[PROBLEM DETAILS]:
Copy each entry as it stands, leaving nothing out.

[GIVEN RECORDS]:
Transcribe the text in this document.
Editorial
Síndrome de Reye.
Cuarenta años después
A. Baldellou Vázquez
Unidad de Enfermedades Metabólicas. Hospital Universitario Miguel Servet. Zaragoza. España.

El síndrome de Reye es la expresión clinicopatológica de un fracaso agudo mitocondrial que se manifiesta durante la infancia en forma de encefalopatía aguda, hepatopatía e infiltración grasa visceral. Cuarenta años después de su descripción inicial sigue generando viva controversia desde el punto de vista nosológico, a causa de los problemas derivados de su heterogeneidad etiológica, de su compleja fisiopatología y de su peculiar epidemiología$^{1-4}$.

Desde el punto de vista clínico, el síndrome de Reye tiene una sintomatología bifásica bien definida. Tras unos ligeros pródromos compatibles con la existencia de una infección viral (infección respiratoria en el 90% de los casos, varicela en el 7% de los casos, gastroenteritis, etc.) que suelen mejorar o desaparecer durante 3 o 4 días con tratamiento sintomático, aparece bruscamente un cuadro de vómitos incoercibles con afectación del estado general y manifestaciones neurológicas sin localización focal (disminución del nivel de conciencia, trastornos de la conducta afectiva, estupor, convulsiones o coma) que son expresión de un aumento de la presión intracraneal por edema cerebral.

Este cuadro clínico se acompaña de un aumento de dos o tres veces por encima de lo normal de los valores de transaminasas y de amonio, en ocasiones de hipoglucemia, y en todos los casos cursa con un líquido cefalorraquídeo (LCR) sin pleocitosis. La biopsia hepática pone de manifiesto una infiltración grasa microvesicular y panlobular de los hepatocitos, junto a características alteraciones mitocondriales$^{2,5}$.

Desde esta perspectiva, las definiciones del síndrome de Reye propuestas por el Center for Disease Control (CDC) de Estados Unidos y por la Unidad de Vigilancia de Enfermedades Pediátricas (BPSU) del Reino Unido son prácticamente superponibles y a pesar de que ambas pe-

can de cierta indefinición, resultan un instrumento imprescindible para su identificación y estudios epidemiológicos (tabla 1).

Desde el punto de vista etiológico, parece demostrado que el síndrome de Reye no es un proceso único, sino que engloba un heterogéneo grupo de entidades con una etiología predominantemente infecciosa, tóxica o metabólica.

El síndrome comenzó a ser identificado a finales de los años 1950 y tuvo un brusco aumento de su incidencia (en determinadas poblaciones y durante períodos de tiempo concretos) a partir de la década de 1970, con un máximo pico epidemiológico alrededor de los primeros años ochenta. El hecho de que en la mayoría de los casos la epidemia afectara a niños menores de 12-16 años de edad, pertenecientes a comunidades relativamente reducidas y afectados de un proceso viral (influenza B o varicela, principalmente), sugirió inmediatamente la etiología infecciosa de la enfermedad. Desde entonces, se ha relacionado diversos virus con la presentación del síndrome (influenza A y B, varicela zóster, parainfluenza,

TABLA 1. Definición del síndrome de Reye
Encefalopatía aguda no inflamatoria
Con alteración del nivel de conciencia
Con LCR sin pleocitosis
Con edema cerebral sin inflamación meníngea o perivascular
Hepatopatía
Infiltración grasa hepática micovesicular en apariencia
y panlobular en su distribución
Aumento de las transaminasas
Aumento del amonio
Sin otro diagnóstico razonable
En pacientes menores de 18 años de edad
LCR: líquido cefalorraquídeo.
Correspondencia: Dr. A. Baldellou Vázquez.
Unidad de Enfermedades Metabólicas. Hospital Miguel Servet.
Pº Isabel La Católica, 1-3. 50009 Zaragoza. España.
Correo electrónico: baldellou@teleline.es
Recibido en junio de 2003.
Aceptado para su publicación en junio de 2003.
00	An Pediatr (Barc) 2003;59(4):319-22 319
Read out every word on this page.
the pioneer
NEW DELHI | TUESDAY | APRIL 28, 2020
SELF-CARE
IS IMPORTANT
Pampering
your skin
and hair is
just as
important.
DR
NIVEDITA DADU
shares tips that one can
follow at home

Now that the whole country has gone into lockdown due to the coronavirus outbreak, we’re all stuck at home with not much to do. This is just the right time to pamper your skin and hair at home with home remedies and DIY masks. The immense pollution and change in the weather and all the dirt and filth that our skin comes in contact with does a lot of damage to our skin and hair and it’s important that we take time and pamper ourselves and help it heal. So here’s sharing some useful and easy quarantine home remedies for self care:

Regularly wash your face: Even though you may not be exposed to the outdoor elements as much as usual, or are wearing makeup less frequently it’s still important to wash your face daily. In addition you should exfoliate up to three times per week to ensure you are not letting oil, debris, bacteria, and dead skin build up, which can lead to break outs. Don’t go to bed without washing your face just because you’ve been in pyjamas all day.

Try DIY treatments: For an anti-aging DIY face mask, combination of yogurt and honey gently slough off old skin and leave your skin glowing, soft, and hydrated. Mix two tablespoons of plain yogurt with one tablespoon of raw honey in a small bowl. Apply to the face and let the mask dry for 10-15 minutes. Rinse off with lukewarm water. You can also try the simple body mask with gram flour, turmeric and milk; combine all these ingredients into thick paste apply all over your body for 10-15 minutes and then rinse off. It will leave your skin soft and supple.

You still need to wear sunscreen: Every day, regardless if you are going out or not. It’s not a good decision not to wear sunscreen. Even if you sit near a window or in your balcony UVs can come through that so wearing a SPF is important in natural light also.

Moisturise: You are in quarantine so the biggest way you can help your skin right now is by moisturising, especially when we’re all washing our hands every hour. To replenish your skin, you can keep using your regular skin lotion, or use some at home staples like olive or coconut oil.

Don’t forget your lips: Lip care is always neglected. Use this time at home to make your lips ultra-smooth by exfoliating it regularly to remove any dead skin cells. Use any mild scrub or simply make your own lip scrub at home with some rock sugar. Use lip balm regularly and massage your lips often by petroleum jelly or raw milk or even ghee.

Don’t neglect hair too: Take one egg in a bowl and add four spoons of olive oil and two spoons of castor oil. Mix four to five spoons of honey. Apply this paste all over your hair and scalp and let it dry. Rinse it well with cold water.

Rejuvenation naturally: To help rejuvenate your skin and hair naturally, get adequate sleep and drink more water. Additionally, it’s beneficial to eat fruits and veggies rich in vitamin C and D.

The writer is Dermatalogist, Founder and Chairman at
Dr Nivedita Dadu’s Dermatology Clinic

[RESPONSE BELOW]:
Transcribe the text in this document.
Editorial
Síndrome de Reye.
Cuarenta años después
A. Baldellou Vázquez
Unidad de Enfermedades Metabólicas. Hospital Universitario Miguel Servet. Zaragoza. España.

El síndrome de Reye es la expresión clinicopatológica de un fracaso agudo mitocondrial que se manifiesta durante la infancia en forma de encefalopatía aguda, hepatopatía e infiltración grasa visceral. Cuarenta años después de su descripción inicial sigue generando viva controversia desde el punto de vista nosológico, a causa de los problemas derivados de su heterogeneidad etiológica, de su compleja fisiopatología y de su peculiar epidemiología$^{1-4}$.

Desde el punto de vista clínico, el síndrome de Reye tiene una sintomatología bifásica bien definida. Tras unos ligeros pródromos compatibles con la existencia de una infección viral (infección respiratoria en el 90% de los casos, varicela en el 7% de los casos, gastroenteritis, etc.) que suelen mejorar o desaparecer durante 3 o 4 días con tratamiento sintomático, aparece bruscamente un cuadro de vómitos incoercibles con afectación del estado general y manifestaciones neurológicas sin localización focal (disminución del nivel de conciencia, trastornos de la conducta afectiva, estupor, convulsiones o coma) que son expresión de un aumento de la presión intracraneal por edema cerebral.

Este cuadro clínico se acompaña de un aumento de dos o tres veces por encima de lo normal de los valores de transaminasas y de amonio, en ocasiones de hipoglucemia, y en todos los casos cursa con un líquido cefalorraquídeo (LCR) sin pleocitosis. La biopsia hepática pone de manifiesto una infiltración grasa microvesicular y panlobular de los hepatocitos, junto a características alteraciones mitocondriales$^{2,5}$.

Desde esta perspectiva, las definiciones del síndrome de Reye propuestas por el Center for Disease Control (CDC) de Estados Unidos y por la Unidad de Vigilancia de Enfermedades Pediátricas (BPSU) del Reino Unido son prácticamente superponibles y a pesar de que ambas pe-

can de cierta indefinición, resultan un instrumento imprescindible para su identificación y estudios epidemiológicos (tabla 1).

Desde el punto de vista etiológico, parece demostrado que el síndrome de Reye no es un proceso único, sino que engloba un heterogéneo grupo de entidades con una etiología predominantemente infecciosa, tóxica o metabólica.

El síndrome comenzó a ser identificado a finales de los años 1950 y tuvo un brusco aumento de su incidencia (en determinadas poblaciones y durante períodos de tiempo concretos) a partir de la década de 1970, con un máximo pico epidemiológico alrededor de los primeros años ochenta. El hecho de que en la mayoría de los casos la epidemia afectara a niños menores de 12-16 años de edad, pertenecientes a comunidades relativamente reducidas y afectados de un proceso viral (influenza B o varicela, principalmente), sugirió inmediatamente la etiología infecciosa de la enfermedad. Desde entonces, se ha relacionado diversos virus con la presentación del síndrome (influenza A y B, varicela zóster, parainfluenza,

TABLA 1. Definición del síndrome de Reye
Encefalopatía aguda no inflamatoria
Con alteración del nivel de conciencia
Con LCR sin pleocitosis
Con edema cerebral sin inflamación meníngea o perivascular
Hepatopatía
Infiltración grasa hepática micovesicular en apariencia
y panlobular en su distribución
Aumento de las transaminasas
Aumento del amonio
Sin otro diagnóstico razonable
En pacientes menores de 18 años de edad
LCR: líquido cefalorraquídeo.
Correspondencia: Dr. A. Baldellou Vázquez.
Unidad de Enfermedades Metabólicas. Hospital Miguel Servet.
Pº Isabel La Católica, 1-3. 50009 Zaragoza. España.
Correo electrónico: baldellou@teleline.es
Recibido en junio de 2003.
Aceptado para su publicación en junio de 2003.
00	An Pediatr (Barc) 2003;59(4):319-22 319
Read out every word on this page.
the pioneer
NEW DELHI | TUESDAY | APRIL 28, 2020
SELF-CARE
IS IMPORTANT
Pampering
your skin
and hair is
just as
important.
DR
NIVEDITA DADU
shares tips that one can
follow at home

Now that the whole country has gone into lockdown due to the coronavirus outbreak, we’re all stuck at home with not much to do. This is just the right time to pamper your skin and hair at home with home remedies and DIY masks. The immense pollution and change in the weather and all the dirt and filth that our skin comes in contact with does a lot of damage to our skin and hair and it’s important that we take time and pamper ourselves and help it heal. So here’s sharing some useful and easy quarantine home remedies for self care:

Regularly wash your face: Even though you may not be exposed to the outdoor elements as much as usual, or are wearing makeup less frequently it’s still important to wash your face daily. In addition you should exfoliate up to three times per week to ensure you are not letting oil, debris, bacteria, and dead skin build up, which can lead to break outs. Don’t go to bed without washing your face just because you’ve been in pyjamas all day.

Try DIY treatments: For an anti-aging DIY face mask, combination of yogurt and honey gently slough off old skin and leave your skin glowing, soft, and hydrated. Mix two tablespoons of plain yogurt with one tablespoon of raw honey in a small bowl. Apply to the face and let the mask dry for 10-15 minutes. Rinse off with lukewarm water. You can also try the simple body mask with gram flour, turmeric and milk; combine all these ingredients into thick paste apply all over your body for 10-15 minutes and then rinse off. It will leave your skin soft and supple.

You still need to wear sunscreen: Every day, regardless if you are going out or not. It’s not a good decision not to wear sunscreen. Even if you sit near a window or in your balcony UVs can come through that so wearing a SPF is important in natural light also.

Moisturise: You are in quarantine so the biggest way you can help your skin right now is by moisturising, especially when we’re all washing our hands every hour. To replenish your skin, you can keep using your regular skin lotion, or use some at home staples like olive or coconut oil.

Don’t forget your lips: Lip care is always neglected. Use this time at home to make your lips ultra-smooth by exfoliating it regularly to remove any dead skin cells. Use any mild scrub or simply make your own lip scrub at home with some rock sugar. Use lip balm regularly and massage your lips often by petroleum jelly or raw milk or even ghee.

Don’t neglect hair too: Take one egg in a bowl and add four spoons of olive oil and two spoons of castor oil. Mix four to five spoons of honey. Apply this paste all over your hair and scalp and let it dry. Rinse it well with cold water.

Rejuvenation naturally: To help rejuvenate your skin and hair naturally, get adequate sleep and drink more water. Additionally, it’s beneficial to eat fruits and veggies rich in vitamin C and D.

The writer is Dermatalogist, Founder and Chairman at
Dr Nivedita Dadu’s Dermatology Clinic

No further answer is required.